Copy verbatim every line from the one containing "- Text: АЗС: АЗС: [564, 222, 598, 238]" down to the one containing "- Bar: [651, 137, 655, 143]", including both of those lines.

(Image element bounding box records)
* start *

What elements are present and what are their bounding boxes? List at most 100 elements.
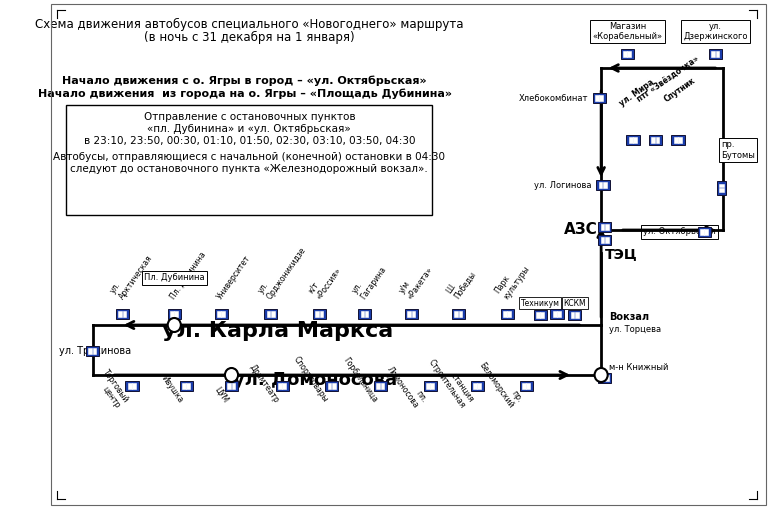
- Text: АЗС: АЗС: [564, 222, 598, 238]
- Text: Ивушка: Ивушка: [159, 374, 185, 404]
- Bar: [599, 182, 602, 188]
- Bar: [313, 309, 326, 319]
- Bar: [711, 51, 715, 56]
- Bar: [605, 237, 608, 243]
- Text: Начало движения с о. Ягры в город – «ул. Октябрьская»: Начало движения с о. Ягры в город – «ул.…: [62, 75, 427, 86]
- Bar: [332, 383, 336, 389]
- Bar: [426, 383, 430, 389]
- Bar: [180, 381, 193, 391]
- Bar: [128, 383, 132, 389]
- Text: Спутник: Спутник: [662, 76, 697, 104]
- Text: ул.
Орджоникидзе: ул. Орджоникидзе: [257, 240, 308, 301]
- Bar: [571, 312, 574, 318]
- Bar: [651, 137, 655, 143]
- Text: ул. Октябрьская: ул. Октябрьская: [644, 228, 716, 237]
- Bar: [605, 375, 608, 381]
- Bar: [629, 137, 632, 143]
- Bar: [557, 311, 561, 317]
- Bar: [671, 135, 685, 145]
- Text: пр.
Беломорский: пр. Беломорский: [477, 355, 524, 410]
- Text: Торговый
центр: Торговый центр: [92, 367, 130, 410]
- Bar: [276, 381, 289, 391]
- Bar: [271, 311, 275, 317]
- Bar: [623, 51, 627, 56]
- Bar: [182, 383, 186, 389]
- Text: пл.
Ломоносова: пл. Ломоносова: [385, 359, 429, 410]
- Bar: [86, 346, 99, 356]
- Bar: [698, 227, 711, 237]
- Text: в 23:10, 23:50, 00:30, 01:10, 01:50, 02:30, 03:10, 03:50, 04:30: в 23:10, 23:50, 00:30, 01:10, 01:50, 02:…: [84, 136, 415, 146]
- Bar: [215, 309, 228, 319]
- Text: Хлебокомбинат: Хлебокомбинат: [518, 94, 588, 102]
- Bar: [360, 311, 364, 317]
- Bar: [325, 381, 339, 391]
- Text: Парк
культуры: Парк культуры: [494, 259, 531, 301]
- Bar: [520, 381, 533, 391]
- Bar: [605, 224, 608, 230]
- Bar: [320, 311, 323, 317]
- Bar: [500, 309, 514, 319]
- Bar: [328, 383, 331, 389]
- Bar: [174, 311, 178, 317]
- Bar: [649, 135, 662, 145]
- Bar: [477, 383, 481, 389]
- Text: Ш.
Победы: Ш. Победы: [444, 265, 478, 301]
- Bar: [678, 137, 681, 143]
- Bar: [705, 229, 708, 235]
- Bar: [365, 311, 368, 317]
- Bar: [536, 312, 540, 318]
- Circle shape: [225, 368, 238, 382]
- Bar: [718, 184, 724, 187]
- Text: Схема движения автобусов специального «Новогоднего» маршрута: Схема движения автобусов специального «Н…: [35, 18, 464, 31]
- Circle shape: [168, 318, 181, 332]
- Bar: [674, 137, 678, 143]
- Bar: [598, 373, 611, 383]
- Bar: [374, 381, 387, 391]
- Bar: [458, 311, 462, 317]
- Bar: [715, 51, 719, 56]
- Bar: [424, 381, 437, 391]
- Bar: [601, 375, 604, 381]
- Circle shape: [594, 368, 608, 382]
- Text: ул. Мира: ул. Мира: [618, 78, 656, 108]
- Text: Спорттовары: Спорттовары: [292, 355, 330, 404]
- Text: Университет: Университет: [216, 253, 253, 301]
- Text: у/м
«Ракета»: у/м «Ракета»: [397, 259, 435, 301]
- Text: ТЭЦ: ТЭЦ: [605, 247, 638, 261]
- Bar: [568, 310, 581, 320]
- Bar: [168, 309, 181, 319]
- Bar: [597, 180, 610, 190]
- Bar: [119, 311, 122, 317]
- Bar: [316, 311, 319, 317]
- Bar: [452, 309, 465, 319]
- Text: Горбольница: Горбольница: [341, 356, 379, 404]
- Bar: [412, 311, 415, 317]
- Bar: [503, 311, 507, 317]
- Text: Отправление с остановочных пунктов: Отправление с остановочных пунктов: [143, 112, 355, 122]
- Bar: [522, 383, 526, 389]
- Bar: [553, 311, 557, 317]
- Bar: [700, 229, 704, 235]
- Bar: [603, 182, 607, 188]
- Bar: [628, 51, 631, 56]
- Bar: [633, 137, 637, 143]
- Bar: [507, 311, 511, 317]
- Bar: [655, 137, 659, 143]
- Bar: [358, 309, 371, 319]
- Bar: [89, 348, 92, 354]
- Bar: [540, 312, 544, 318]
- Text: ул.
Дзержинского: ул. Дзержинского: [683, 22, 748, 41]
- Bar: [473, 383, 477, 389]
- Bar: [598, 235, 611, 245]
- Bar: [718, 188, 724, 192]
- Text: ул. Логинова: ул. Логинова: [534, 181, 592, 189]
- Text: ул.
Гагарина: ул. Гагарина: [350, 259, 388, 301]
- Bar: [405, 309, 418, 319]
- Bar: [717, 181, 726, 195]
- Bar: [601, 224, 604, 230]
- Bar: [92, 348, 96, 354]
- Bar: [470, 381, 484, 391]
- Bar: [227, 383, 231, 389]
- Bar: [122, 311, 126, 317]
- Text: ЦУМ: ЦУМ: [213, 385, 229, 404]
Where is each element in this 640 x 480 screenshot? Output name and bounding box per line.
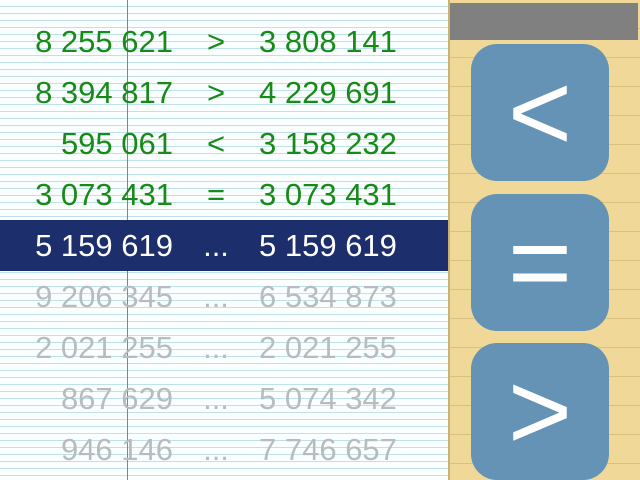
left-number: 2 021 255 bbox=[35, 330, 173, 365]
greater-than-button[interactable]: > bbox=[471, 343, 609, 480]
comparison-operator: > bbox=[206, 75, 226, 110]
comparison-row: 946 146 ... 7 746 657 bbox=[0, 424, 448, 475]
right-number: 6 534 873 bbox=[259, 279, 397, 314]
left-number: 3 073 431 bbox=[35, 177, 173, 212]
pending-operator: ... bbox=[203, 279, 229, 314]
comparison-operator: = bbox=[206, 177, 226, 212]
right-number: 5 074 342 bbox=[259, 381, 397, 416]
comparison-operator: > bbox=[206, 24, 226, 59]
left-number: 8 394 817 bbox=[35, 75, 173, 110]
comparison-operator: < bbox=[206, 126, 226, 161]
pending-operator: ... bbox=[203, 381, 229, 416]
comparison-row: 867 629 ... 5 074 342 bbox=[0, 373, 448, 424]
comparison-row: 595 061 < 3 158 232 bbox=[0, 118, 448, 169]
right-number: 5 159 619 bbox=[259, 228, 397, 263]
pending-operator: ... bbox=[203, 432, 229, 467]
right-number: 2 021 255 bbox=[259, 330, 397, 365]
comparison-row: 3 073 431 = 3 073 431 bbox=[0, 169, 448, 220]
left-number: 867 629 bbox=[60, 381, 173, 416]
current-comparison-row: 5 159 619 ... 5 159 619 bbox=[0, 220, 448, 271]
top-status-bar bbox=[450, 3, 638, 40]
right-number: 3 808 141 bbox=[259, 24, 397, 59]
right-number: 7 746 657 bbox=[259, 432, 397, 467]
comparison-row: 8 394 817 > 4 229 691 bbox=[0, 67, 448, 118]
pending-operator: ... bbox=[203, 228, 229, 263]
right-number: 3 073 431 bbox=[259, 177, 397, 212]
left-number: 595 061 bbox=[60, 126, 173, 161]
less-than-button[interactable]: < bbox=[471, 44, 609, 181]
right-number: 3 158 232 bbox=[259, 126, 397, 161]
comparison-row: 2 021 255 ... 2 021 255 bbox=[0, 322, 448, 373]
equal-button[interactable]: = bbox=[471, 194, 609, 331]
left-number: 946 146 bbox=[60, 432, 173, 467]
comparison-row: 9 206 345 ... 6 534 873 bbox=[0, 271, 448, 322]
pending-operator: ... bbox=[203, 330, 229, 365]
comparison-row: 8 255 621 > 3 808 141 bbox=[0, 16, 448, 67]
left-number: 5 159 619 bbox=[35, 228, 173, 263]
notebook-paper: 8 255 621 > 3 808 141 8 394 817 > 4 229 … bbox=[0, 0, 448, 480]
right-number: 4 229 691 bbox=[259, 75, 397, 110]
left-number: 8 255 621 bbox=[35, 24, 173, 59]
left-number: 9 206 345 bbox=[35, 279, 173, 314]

* end *

▸ **EXERCISE RESPONSE**:
- Text: АЗС: АЗС: [564, 222, 598, 238]
- Text: Ивушка: Ивушка: [159, 374, 185, 404]
- Bar: [599, 182, 602, 188]
- Bar: [313, 309, 326, 319]
- Bar: [711, 51, 715, 56]
- Bar: [605, 237, 608, 243]
- Text: Начало движения с о. Ягры в город – «ул. Октябрьская»: Начало движения с о. Ягры в город – «ул.…: [62, 75, 427, 86]
- Bar: [332, 383, 336, 389]
- Bar: [426, 383, 430, 389]
- Bar: [180, 381, 193, 391]
- Bar: [128, 383, 132, 389]
- Text: Спутник: Спутник: [662, 76, 697, 104]
- Text: ул.
Орджоникидзе: ул. Орджоникидзе: [257, 240, 308, 301]
- Bar: [571, 312, 574, 318]
- Bar: [651, 137, 655, 143]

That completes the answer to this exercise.